SHORT PROBLEM:
Check each line of the entries below for the string "name"; copy every line where it appears.

Figure record extracts:
========
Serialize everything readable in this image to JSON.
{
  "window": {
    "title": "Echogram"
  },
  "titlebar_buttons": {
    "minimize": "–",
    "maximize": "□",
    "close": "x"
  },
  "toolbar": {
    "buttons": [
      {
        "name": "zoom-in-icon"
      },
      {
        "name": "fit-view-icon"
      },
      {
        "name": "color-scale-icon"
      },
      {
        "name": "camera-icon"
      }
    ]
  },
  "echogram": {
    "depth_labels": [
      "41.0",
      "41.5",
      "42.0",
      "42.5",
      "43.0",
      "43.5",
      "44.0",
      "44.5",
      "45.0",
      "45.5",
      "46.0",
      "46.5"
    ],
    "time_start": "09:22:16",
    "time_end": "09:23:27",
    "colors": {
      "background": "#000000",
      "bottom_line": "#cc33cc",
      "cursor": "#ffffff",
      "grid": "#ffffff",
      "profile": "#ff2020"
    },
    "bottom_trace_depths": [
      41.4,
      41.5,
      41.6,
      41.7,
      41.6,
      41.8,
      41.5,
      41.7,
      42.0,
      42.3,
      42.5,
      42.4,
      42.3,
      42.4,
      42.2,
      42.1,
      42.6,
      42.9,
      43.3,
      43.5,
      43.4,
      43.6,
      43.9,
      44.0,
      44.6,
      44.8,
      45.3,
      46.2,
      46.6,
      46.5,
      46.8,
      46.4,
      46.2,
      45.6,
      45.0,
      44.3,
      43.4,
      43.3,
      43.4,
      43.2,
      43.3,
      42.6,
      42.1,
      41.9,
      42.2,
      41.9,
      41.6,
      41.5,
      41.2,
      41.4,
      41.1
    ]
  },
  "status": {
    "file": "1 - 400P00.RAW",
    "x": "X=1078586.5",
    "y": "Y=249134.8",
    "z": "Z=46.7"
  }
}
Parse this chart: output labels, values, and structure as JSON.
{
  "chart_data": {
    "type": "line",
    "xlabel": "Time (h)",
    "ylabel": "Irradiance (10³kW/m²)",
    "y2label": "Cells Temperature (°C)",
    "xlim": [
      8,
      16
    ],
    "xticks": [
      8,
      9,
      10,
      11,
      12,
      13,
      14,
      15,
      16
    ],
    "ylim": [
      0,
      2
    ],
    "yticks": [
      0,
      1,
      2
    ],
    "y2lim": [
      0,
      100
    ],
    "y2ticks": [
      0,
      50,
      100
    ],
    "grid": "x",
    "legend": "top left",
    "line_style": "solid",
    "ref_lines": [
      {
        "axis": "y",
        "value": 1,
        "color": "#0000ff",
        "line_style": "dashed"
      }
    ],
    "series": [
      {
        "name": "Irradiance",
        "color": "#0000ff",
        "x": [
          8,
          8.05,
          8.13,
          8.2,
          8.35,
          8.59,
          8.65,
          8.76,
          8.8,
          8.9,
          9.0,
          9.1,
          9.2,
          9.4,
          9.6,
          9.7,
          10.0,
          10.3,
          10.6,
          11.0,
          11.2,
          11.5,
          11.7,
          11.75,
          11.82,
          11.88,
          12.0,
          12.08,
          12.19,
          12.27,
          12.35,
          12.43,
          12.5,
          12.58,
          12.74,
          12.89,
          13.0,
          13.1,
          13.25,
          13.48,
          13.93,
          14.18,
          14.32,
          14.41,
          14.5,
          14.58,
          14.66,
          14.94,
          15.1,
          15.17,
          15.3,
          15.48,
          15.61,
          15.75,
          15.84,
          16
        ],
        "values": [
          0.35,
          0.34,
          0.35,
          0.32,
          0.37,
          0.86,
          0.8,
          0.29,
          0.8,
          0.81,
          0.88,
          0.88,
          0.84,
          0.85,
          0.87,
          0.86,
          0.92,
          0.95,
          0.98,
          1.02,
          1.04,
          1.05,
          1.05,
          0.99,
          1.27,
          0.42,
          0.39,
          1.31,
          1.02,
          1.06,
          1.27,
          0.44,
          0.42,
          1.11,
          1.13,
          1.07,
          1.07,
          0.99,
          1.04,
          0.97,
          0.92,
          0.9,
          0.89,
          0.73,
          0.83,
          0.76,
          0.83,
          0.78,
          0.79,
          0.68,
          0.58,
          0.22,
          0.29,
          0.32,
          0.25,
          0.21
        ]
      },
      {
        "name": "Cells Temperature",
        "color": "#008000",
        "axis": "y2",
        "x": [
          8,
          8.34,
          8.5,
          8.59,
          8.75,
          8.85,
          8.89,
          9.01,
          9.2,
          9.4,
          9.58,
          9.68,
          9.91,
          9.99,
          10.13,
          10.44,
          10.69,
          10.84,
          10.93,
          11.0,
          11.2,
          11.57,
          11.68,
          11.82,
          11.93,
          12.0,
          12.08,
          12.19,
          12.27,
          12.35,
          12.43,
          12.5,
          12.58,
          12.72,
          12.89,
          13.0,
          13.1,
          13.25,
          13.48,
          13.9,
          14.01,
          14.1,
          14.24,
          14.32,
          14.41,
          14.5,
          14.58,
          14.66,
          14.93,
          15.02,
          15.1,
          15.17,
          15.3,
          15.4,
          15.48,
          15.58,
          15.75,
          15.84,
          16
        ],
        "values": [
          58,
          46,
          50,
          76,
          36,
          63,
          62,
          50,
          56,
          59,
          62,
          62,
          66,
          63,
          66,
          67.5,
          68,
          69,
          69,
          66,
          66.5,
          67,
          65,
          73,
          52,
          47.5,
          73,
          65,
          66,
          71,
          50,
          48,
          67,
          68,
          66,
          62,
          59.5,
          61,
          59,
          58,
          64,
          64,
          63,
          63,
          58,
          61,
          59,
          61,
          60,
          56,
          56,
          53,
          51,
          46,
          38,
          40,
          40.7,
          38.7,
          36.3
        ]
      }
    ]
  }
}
========
THE COMPLETED TASK:
        "name": "zoom-in-icon"
        "name": "fit-view-icon"
        "name": "color-scale-icon"
        "name": "camera-icon"
        "name": "Irradiance",
        "name": "Cells Temperature",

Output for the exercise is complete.